> _Job_: Exactly as written, quote every line that follows, skipping the images.

╭─ Source material

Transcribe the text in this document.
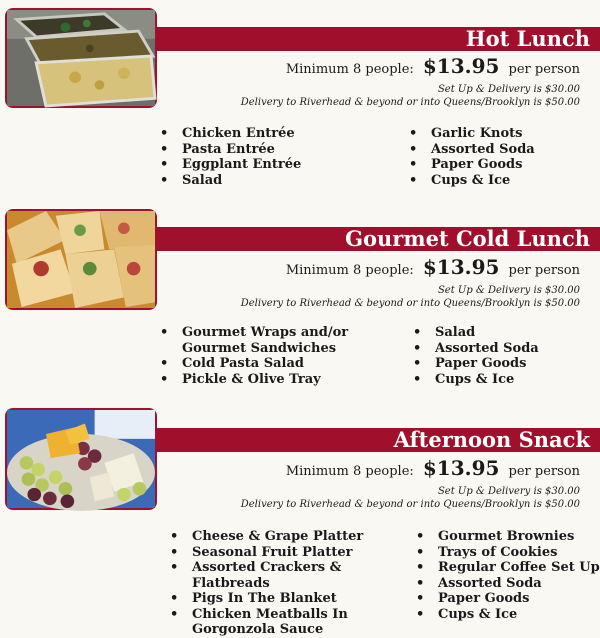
Hot Lunch
Minimum 8 people: $13.95 per person
Set Up & Delivery is $30.00
Delivery to Riverhead & beyond or into Queens/Brooklyn is $50.00
• Chicken Entrée
• Pasta Entrée
• Eggplant Entrée
• Salad
• Garlic Knots
• Assorted Soda
• Paper Goods
• Cups & Ice
Gourmet Cold Lunch
Minimum 8 people: $13.95 per person
Set Up & Delivery is $30.00
Delivery to Riverhead & beyond or into Queens/Brooklyn is $50.00
• Gourmet Wraps and/or
Gourmet Sandwiches
• Cold Pasta Salad
• Pickle & Olive Tray
• Salad
• Assorted Soda
• Paper Goods
• Cups & Ice
Afternoon Snack
Minimum 8 people: $13.95 per person
Set Up & Delivery is $30.00
Delivery to Riverhead & beyond or into Queens/Brooklyn is $50.00
• Cheese & Grape Platter
• Seasonal Fruit Platter
• Assorted Crackers & Flatbreads
• Pigs In The Blanket
• Chicken Meatballs In Gorgonzola Sauce
• Gourmet Brownies
• Trays of Cookies
• Regular Coffee Set Up
• Assorted Soda
• Paper Goods
• Cups & Ice
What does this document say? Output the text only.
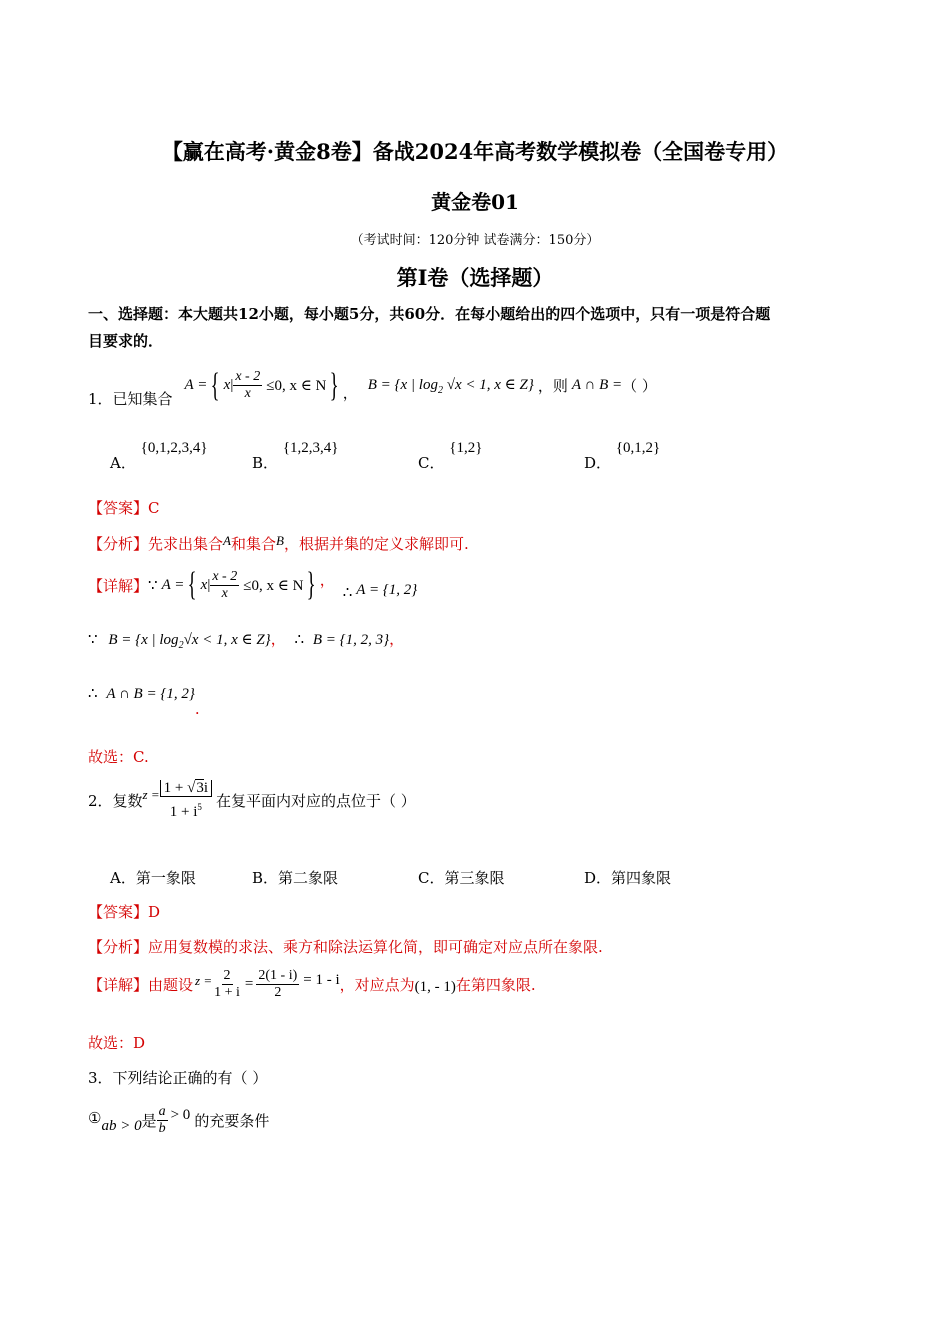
【赢在高考·黄金8卷】备战2024年高考数学模拟卷（全国卷专用）
黄金卷01
（考试时间：120分钟 试卷满分：150分）
第I卷（选择题）
一、选择题：本大题共12小题，每小题5分，共60分．在每小题给出的四个选项中，只有一项是符合题
目要求的．
1．已知集合
A = { x | $\frac{x - 2}{x} \le 0$, x ∈ N } ， B = {x | $\log_2 √x < 1$, x ∈ Z} ，则 A ∩ B = （ ）
A． {0,1,2,3,4}
B． {1,2,3,4}
C． {1,2}
D． {0,1,2}
【答案】C
【分析】先求出集合A和集合B，根据并集的定义求解即可.
【详解】 ∵ A = { x | $\frac{x - 2}{x} \le 0$, x ∈ N } ，
∴ A = {1, 2}
∵ B = {x | $\log_2√x < 1$, x ∈ Z}， ∴ B = {1, 2, 3}，
∴ A ∩ B = {1, 2}.
故选：C.
2．复数 $z = \frac{1 + √3i}{1 + i^5}$ 在复平面内对应的点位于（ ）
A．第一象限	B．第二象限	C．第三象限	D．第四象限
【答案】D
【分析】应用复数模的求法、乘方和除法运算化简，即可确定对应点所在象限.
【详解】 由题设 $z = \frac{2}{1 + i} = \frac{2(1 - i)}{2} = 1 - i$ ，对应点为 (1, - 1) 在第四象限.
故选：D
3．下列结论正确的有（ ）
① ab > 0 是 $\frac{a}{b} > 0$ 的充要条件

╰─

> _Response below_:
Transcribe the text in this document.
Hot Lunch
Minimum 8 people: $13.95 per person
Set Up & Delivery is $30.00
Delivery to Riverhead & beyond or into Queens/Brooklyn is $50.00
• Chicken Entrée
• Pasta Entrée
• Eggplant Entrée
• Salad
• Garlic Knots
• Assorted Soda
• Paper Goods
• Cups & Ice
Gourmet Cold Lunch
Minimum 8 people: $13.95 per person
Set Up & Delivery is $30.00
Delivery to Riverhead & beyond or into Queens/Brooklyn is $50.00
• Gourmet Wraps and/or
Gourmet Sandwiches
• Cold Pasta Salad
• Pickle & Olive Tray
• Salad
• Assorted Soda
• Paper Goods
• Cups & Ice
Afternoon Snack
Minimum 8 people: $13.95 per person
Set Up & Delivery is $30.00
Delivery to Riverhead & beyond or into Queens/Brooklyn is $50.00
• Cheese & Grape Platter
• Seasonal Fruit Platter
• Assorted Crackers & Flatbreads
• Pigs In The Blanket
• Chicken Meatballs In Gorgonzola Sauce
• Gourmet Brownies
• Trays of Cookies
• Regular Coffee Set Up
• Assorted Soda
• Paper Goods
• Cups & Ice
What does this document say? Output the text only.
【赢在高考·黄金8卷】备战2024年高考数学模拟卷（全国卷专用）
黄金卷01
（考试时间：120分钟 试卷满分：150分）
第I卷（选择题）
一、选择题：本大题共12小题，每小题5分，共60分．在每小题给出的四个选项中，只有一项是符合题
目要求的．
1．已知集合
A = { x | $\frac{x - 2}{x} \le 0$, x ∈ N } ， B = {x | $\log_2 √x < 1$, x ∈ Z} ，则 A ∩ B = （ ）
A． {0,1,2,3,4}
B． {1,2,3,4}
C． {1,2}
D． {0,1,2}
【答案】C
【分析】先求出集合A和集合B，根据并集的定义求解即可.
【详解】 ∵ A = { x | $\frac{x - 2}{x} \le 0$, x ∈ N } ，
∴ A = {1, 2}
∵ B = {x | $\log_2√x < 1$, x ∈ Z}， ∴ B = {1, 2, 3}，
∴ A ∩ B = {1, 2}.
故选：C.
2．复数 $z = \frac{1 + √3i}{1 + i^5}$ 在复平面内对应的点位于（ ）
A．第一象限	B．第二象限	C．第三象限	D．第四象限
【答案】D
【分析】应用复数模的求法、乘方和除法运算化简，即可确定对应点所在象限.
【详解】 由题设 $z = \frac{2}{1 + i} = \frac{2(1 - i)}{2} = 1 - i$ ，对应点为 (1, - 1) 在第四象限.
故选：D
3．下列结论正确的有（ ）
① ab > 0 是 $\frac{a}{b} > 0$ 的充要条件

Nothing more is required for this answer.